● Task brief: Copy each line in which the string "flaconnage" occurs.

● Data entries:
>>>>>
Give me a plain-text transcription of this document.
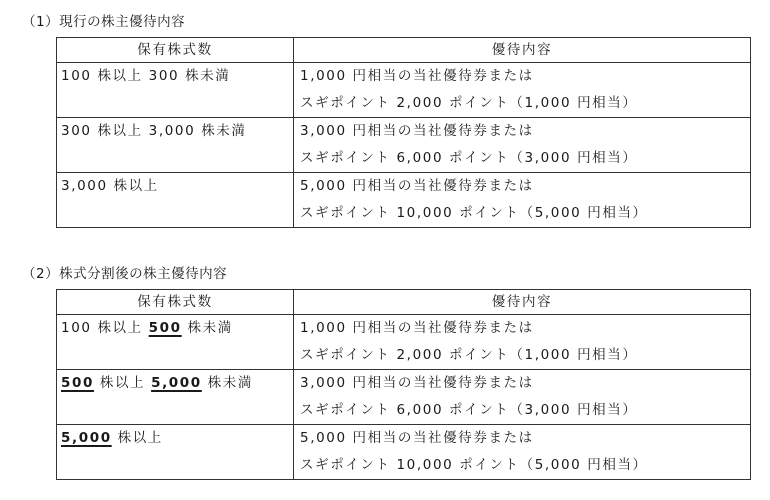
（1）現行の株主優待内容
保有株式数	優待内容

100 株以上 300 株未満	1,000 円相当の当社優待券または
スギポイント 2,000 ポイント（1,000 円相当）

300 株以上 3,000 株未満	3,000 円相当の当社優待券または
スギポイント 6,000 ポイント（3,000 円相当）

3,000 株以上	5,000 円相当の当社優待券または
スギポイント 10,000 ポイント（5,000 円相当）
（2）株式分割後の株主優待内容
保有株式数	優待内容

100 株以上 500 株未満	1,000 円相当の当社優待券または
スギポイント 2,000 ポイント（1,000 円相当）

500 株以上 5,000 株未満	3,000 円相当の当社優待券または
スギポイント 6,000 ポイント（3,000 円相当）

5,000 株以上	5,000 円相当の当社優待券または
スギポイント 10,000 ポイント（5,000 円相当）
<<<<<
>>>>>
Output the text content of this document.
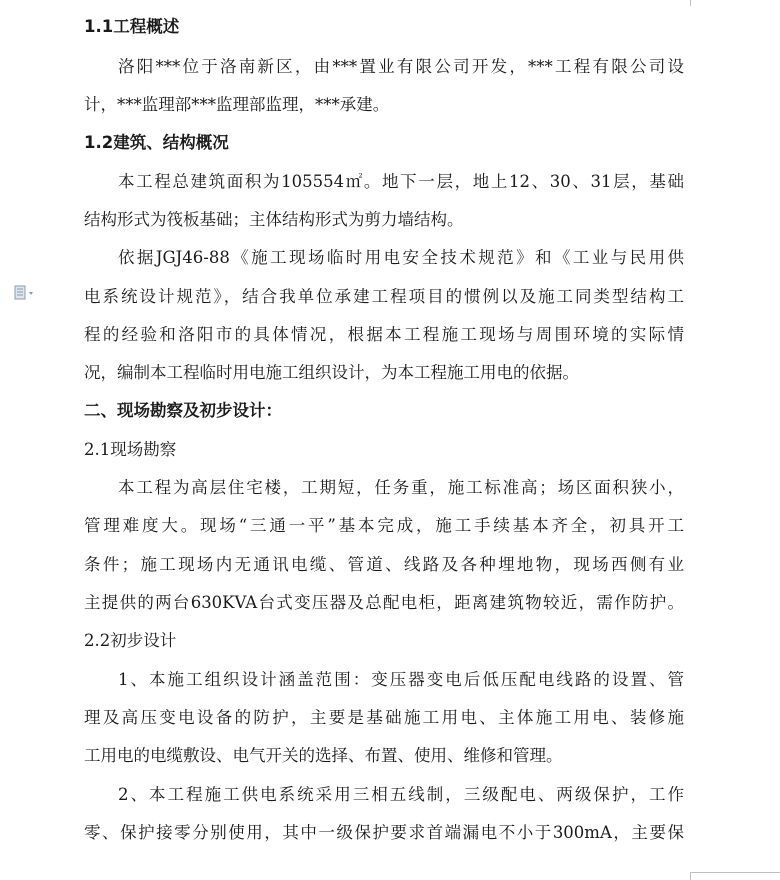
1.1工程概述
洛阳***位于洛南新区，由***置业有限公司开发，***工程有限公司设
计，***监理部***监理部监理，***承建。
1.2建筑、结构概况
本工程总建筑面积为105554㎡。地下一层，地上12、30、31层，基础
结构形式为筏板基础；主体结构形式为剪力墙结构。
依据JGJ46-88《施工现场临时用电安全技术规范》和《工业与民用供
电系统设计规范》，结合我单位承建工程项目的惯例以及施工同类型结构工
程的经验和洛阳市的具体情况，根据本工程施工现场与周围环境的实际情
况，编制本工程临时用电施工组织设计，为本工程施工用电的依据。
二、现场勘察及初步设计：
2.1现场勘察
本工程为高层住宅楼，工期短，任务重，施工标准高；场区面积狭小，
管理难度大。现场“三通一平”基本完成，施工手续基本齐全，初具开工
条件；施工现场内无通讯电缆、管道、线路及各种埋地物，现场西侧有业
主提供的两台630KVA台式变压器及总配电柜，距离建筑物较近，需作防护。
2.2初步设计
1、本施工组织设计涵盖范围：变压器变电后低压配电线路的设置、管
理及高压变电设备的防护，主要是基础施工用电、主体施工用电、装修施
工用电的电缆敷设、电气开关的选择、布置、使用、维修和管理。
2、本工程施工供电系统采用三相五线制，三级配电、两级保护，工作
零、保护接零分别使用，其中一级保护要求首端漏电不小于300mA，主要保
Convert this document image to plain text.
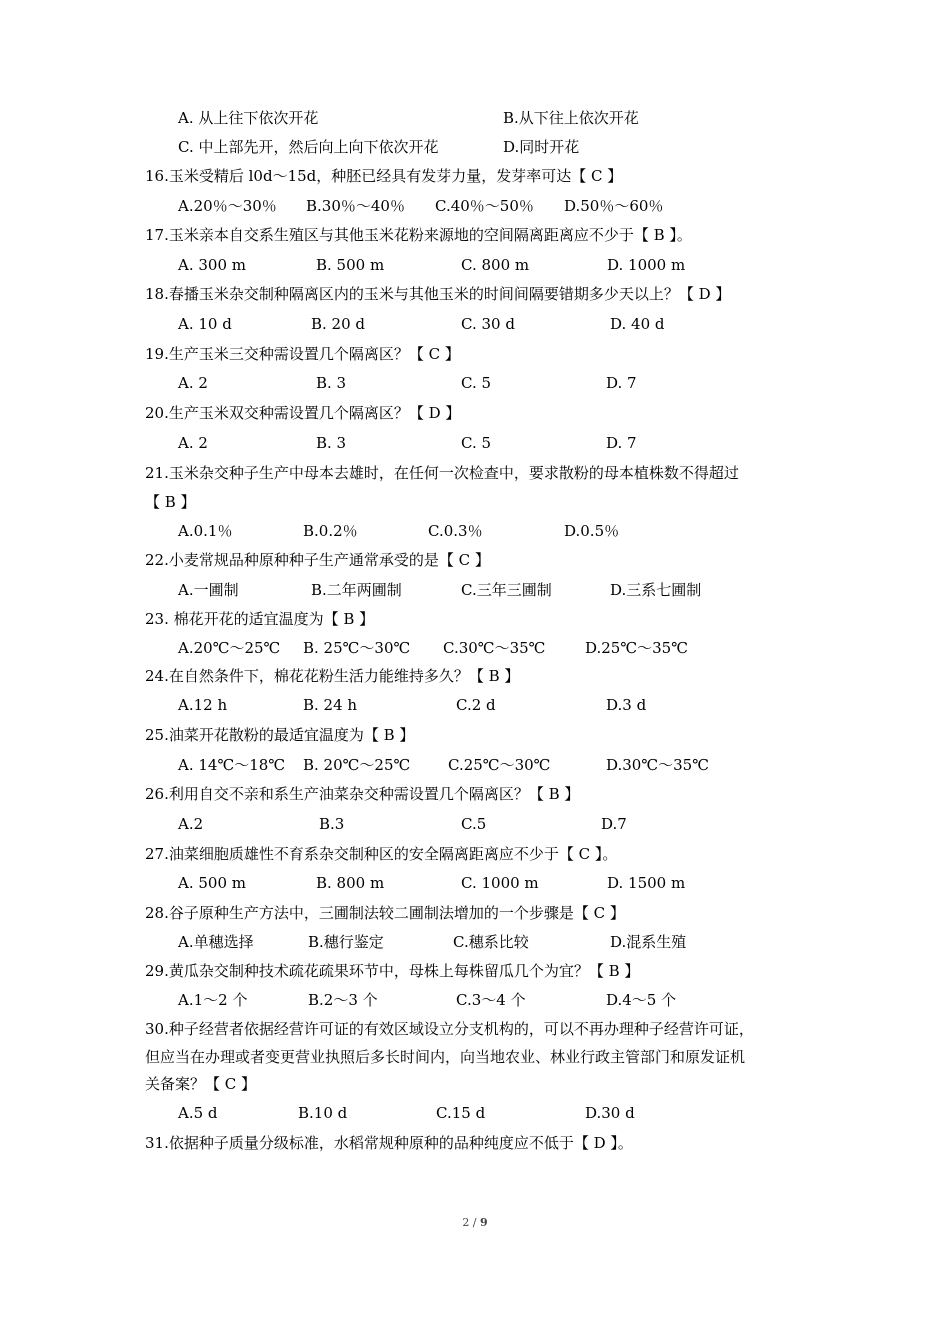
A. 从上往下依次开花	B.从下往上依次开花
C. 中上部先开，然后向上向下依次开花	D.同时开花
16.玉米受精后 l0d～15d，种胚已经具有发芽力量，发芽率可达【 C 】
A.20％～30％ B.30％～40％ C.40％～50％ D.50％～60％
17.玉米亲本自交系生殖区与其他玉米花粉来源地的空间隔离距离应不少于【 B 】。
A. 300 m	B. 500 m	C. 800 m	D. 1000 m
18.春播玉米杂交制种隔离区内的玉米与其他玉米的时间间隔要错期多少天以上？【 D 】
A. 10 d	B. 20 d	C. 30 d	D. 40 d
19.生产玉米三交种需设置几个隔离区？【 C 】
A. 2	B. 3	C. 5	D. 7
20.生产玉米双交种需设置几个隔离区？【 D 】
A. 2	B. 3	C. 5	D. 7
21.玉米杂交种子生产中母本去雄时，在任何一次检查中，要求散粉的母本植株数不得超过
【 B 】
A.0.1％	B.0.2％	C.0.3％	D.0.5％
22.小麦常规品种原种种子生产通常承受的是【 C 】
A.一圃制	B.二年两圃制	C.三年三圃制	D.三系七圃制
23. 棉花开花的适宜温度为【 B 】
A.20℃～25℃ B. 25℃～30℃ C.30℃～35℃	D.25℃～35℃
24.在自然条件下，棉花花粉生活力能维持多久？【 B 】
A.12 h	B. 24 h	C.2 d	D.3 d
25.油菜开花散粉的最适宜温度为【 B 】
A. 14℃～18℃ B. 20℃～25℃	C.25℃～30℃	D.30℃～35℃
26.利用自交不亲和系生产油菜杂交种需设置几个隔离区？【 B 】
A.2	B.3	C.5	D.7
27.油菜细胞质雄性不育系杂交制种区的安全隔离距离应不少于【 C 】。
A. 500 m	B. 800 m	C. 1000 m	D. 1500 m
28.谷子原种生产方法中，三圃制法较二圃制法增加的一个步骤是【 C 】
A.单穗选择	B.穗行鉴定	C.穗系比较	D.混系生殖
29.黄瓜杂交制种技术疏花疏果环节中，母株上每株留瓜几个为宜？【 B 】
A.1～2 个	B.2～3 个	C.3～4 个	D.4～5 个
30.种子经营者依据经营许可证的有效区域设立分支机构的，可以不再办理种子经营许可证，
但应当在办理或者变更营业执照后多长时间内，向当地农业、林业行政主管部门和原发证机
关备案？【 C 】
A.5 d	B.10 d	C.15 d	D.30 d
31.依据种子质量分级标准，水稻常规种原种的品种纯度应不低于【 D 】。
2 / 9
<<<<<
>>>>>
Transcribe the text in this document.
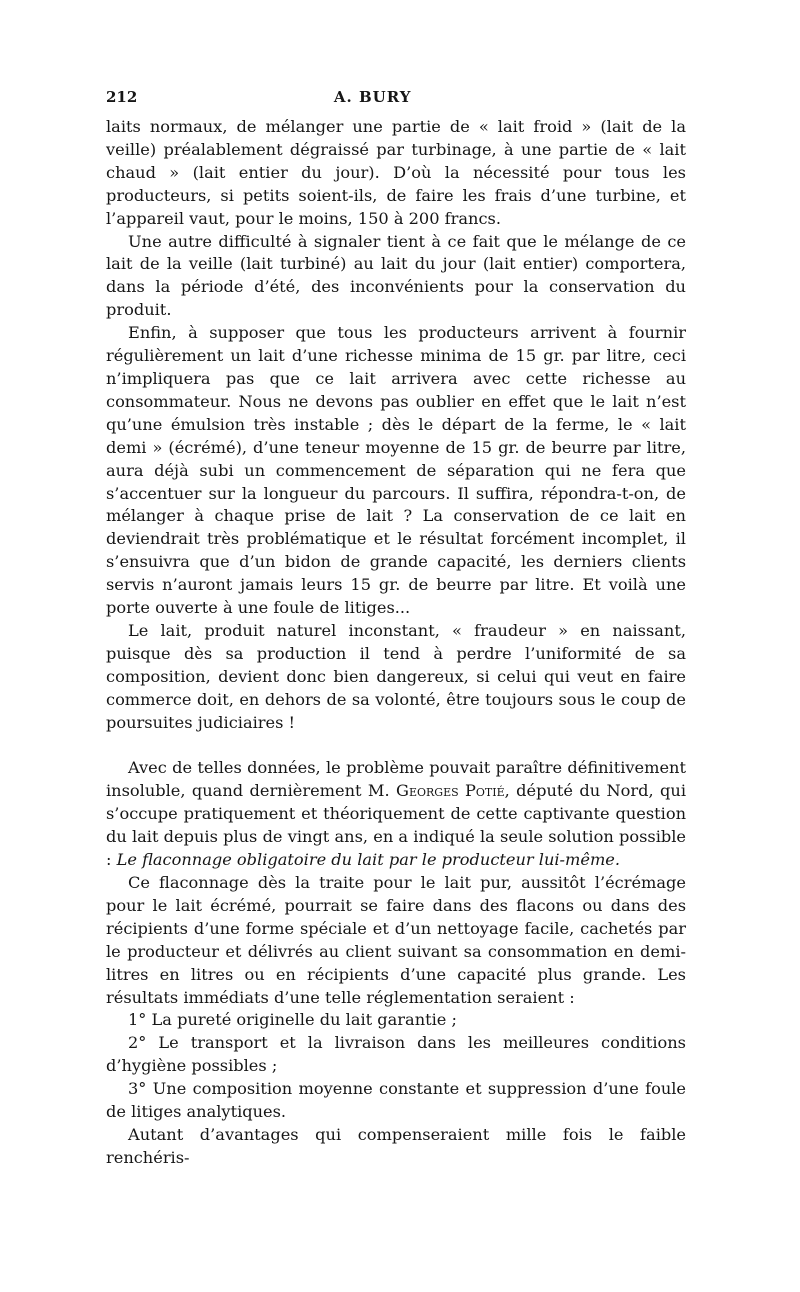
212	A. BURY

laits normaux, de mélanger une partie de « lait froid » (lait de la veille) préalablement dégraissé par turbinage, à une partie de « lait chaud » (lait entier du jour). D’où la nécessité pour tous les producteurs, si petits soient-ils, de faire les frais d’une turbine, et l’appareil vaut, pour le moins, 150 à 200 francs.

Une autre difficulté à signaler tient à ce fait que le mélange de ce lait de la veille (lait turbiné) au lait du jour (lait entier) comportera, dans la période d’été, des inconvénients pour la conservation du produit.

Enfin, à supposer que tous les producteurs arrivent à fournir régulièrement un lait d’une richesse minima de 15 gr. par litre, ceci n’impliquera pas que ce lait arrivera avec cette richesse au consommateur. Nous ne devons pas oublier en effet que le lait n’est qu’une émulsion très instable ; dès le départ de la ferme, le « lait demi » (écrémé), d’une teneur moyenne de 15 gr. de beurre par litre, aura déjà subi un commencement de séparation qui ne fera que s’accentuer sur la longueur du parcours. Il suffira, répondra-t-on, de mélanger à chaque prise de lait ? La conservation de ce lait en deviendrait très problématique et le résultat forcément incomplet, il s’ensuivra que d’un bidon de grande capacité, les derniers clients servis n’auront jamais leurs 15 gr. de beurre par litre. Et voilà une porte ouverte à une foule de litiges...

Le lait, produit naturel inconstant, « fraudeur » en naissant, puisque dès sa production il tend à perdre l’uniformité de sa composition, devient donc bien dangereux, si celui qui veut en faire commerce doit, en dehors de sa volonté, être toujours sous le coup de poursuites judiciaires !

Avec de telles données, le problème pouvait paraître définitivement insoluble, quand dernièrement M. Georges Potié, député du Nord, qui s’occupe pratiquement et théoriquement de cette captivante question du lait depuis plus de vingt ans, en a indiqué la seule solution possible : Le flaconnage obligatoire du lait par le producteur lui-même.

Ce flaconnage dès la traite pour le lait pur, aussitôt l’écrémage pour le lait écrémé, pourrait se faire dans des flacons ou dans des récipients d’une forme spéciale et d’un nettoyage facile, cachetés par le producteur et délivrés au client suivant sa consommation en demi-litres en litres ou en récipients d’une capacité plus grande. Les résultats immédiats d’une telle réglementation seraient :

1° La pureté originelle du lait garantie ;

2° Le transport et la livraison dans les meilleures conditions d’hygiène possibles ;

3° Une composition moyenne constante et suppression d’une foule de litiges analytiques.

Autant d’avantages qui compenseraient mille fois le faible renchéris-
<<<<<
● Expected output:
Avec de telles données, le problème pouvait paraître définitivement insoluble, quand dernièrement M. Georges Potié, député du Nord, qui s’occupe pratiquement et théoriquement de cette captivante question du lait depuis plus de vingt ans, en a indiqué la seule solution possible : Le flaconnage obligatoire du lait par le producteur lui-même.
Ce flaconnage dès la traite pour le lait pur, aussitôt l’écrémage pour le lait écrémé, pourrait se faire dans des flacons ou dans des récipients d’une forme spéciale et d’un nettoyage facile, cachetés par le producteur et délivrés au client suivant sa consommation en demi-litres en litres ou en récipients d’une capacité plus grande. Les résultats immédiats d’une telle réglementation seraient :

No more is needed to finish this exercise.